Spatial annotation records
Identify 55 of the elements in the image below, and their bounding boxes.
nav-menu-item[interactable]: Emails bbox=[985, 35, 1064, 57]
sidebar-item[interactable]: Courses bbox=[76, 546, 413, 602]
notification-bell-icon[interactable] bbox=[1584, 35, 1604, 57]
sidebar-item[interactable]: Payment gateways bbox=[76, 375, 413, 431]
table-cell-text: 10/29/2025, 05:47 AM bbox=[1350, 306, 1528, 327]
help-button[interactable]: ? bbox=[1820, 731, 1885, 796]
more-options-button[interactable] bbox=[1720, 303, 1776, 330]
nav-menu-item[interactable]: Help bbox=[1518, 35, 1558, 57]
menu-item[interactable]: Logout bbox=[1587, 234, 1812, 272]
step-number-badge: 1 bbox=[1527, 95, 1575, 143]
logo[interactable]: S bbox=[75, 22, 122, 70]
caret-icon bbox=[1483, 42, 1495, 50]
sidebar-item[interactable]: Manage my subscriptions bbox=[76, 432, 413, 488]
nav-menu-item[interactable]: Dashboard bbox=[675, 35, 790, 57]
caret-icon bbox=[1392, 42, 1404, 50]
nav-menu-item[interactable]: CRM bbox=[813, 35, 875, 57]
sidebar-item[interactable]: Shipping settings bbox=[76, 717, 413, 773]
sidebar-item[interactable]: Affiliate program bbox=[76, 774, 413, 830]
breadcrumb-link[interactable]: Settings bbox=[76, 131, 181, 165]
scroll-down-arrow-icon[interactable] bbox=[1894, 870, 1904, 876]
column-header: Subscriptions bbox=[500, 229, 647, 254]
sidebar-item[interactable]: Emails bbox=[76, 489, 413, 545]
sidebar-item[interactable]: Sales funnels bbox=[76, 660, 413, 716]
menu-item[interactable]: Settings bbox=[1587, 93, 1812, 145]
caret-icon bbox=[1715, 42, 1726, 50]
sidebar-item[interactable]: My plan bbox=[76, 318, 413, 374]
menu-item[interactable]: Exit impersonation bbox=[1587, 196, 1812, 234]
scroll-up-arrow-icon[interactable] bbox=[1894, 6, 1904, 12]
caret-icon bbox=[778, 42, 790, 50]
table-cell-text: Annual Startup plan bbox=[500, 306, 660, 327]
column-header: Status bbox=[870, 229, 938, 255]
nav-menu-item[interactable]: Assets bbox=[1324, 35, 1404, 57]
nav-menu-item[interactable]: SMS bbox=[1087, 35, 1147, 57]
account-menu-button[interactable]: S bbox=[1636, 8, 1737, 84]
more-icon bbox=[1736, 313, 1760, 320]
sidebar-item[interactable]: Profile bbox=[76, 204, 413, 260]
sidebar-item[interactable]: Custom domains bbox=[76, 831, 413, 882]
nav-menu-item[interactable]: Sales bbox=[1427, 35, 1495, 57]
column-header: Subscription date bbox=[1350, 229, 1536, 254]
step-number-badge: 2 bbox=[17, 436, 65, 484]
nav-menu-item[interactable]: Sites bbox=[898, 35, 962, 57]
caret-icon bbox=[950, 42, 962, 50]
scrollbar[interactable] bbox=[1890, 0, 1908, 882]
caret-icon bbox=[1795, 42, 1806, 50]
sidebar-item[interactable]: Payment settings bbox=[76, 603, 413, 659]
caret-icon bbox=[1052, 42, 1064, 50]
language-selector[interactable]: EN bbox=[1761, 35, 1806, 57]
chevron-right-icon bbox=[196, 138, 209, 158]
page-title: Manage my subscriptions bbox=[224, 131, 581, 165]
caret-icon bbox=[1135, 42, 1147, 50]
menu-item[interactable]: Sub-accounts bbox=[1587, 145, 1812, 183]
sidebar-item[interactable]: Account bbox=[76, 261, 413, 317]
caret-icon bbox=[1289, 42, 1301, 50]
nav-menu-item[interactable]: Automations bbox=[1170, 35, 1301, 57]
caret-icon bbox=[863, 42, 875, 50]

Objective:
Copy the records from the start up to and including the line with "menu-item[interactable]: Logout bbox=[1587, 234, 1812, 272]", swapping "Payment gateways" for "Payment providers" and leaving everything else unchanged.

Full output:
Identify 55 of the elements in the image below, and their bounding boxes.
nav-menu-item[interactable]: Emails bbox=[985, 35, 1064, 57]
sidebar-item[interactable]: Courses bbox=[76, 546, 413, 602]
notification-bell-icon[interactable] bbox=[1584, 35, 1604, 57]
sidebar-item[interactable]: Payment providers bbox=[76, 375, 413, 431]
table-cell-text: 10/29/2025, 05:47 AM bbox=[1350, 306, 1528, 327]
help-button[interactable]: ? bbox=[1820, 731, 1885, 796]
more-options-button[interactable] bbox=[1720, 303, 1776, 330]
nav-menu-item[interactable]: Help bbox=[1518, 35, 1558, 57]
menu-item[interactable]: Logout bbox=[1587, 234, 1812, 272]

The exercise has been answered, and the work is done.